BEGIN Task input

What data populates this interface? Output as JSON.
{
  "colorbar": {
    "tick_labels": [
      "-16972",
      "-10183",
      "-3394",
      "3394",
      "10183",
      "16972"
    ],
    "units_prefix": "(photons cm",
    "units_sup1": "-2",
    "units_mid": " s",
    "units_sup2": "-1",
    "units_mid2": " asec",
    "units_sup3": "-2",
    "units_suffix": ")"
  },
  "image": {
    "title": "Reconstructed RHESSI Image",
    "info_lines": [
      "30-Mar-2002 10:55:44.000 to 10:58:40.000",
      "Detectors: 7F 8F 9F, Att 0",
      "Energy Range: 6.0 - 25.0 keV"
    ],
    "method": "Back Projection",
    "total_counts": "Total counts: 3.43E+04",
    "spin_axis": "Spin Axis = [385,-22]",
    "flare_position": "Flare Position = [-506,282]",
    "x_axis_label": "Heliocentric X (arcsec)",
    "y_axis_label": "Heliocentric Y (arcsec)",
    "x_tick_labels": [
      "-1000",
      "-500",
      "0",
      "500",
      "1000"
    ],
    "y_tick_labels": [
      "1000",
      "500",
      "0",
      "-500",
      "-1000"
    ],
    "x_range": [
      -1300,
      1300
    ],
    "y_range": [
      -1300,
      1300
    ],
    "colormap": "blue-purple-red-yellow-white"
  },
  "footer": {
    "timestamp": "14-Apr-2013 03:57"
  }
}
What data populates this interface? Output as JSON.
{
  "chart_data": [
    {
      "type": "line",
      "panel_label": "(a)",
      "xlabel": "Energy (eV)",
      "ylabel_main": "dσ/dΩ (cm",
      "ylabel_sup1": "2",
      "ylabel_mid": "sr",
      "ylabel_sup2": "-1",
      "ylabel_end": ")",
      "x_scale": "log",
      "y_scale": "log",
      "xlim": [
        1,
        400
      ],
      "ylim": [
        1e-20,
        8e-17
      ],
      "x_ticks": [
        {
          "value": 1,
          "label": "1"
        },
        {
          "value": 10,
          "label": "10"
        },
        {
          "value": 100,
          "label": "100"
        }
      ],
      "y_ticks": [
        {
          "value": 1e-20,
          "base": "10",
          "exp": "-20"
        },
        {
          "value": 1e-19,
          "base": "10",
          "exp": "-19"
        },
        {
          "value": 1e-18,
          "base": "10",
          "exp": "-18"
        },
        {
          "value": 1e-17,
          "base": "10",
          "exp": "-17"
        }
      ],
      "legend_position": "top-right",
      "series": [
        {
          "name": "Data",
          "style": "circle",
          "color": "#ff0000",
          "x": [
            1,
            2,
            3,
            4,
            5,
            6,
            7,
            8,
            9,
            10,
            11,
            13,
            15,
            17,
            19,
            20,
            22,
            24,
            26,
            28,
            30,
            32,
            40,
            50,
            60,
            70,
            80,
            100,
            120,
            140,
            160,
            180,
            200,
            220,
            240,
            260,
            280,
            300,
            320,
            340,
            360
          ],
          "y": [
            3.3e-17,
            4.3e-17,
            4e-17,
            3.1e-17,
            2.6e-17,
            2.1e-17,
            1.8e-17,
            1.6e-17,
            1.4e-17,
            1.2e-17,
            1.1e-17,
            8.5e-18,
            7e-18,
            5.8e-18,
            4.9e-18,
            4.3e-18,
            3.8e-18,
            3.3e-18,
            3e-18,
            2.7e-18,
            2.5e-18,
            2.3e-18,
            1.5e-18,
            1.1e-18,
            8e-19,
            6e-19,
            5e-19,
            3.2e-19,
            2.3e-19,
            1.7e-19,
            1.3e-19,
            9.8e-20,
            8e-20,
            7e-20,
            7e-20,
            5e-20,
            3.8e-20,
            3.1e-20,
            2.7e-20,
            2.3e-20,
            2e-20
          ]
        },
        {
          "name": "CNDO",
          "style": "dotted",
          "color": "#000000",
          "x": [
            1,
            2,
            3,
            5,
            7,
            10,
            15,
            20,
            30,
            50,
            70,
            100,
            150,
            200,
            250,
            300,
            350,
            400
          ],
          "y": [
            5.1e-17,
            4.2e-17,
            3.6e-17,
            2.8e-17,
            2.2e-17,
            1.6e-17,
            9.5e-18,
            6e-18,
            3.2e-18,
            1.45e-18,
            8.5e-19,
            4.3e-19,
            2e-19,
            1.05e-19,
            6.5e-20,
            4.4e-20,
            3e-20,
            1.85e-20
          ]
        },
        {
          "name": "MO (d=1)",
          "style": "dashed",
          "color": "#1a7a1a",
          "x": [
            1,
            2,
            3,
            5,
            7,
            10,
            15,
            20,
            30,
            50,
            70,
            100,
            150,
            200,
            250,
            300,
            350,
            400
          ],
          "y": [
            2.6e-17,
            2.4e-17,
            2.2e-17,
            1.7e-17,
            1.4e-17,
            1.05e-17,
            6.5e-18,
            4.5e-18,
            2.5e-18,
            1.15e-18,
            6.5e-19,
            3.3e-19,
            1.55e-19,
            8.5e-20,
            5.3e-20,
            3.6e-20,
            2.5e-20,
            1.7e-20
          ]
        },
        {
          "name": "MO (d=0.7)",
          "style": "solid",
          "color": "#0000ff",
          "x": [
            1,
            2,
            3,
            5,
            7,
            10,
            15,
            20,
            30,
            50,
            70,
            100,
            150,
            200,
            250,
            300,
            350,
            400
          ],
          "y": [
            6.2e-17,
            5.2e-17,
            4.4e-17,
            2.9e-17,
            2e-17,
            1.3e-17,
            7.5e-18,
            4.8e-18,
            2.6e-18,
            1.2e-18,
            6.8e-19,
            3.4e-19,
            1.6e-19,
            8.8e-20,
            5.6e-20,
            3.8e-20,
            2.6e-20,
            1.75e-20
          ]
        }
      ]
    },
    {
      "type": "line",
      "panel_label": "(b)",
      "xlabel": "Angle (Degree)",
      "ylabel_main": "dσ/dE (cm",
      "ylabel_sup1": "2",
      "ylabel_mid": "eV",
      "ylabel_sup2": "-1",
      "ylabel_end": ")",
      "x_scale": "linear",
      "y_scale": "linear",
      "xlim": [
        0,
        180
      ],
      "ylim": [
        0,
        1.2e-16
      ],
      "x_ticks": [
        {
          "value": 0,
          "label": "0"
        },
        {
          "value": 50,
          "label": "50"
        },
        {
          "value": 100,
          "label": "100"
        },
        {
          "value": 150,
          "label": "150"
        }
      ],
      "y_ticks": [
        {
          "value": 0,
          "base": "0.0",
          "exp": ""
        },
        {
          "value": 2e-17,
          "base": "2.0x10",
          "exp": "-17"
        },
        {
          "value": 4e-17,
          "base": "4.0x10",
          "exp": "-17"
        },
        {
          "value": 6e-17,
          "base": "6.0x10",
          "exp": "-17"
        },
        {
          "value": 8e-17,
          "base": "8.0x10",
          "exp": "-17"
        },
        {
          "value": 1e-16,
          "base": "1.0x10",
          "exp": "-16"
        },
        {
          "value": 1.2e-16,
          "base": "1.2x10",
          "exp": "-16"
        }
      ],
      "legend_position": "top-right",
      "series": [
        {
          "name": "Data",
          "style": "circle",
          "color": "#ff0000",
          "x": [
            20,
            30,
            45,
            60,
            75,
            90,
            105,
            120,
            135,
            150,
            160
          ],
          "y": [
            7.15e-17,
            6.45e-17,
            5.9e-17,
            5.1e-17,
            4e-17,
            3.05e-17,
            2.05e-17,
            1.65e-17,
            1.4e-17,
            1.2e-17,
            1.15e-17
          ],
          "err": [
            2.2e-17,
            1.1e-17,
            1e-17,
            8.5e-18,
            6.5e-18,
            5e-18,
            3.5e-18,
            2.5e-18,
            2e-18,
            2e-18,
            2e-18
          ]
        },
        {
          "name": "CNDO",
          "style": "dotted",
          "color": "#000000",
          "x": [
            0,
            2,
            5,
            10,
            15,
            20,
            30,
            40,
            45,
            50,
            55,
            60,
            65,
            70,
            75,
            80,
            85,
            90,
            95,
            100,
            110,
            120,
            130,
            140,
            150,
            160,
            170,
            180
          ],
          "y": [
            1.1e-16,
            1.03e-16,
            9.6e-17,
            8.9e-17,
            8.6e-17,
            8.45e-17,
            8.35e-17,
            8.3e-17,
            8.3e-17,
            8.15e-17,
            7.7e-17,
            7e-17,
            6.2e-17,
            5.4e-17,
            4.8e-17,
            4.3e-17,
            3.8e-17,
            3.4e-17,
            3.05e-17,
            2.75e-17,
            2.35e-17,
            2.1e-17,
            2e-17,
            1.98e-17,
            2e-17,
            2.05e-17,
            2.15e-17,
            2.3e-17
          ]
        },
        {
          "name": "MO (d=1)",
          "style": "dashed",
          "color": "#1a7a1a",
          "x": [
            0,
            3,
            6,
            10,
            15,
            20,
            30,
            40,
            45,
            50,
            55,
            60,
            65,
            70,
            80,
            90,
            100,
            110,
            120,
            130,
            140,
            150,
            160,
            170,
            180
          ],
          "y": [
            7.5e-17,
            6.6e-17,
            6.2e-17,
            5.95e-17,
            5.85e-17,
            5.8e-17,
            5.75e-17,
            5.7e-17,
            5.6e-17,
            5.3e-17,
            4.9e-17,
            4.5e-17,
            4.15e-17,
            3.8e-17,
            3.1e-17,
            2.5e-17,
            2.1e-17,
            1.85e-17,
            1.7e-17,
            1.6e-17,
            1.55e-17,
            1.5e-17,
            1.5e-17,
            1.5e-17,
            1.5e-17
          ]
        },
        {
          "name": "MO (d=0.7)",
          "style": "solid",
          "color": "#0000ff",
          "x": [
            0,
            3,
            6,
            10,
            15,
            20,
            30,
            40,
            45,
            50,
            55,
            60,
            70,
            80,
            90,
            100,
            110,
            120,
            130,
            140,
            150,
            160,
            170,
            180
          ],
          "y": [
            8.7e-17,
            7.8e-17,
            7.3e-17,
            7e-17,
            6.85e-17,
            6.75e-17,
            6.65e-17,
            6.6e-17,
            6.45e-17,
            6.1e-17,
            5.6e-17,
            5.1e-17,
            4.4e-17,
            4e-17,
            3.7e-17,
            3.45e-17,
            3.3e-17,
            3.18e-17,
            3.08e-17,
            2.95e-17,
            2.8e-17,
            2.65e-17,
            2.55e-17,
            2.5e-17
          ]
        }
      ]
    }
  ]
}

END Task input

▶ **Exercise**
Show all lines above holding "base".

▶ **Answer**
          "base": "10",
          "base": "10",
          "base": "10",
          "base": "10",
          "base": "0.0",
          "base": "2.0x10",
          "base": "4.0x10",
          "base": "6.0x10",
          "base": "8.0x10",
          "base": "1.0x10",
          "base": "1.2x10",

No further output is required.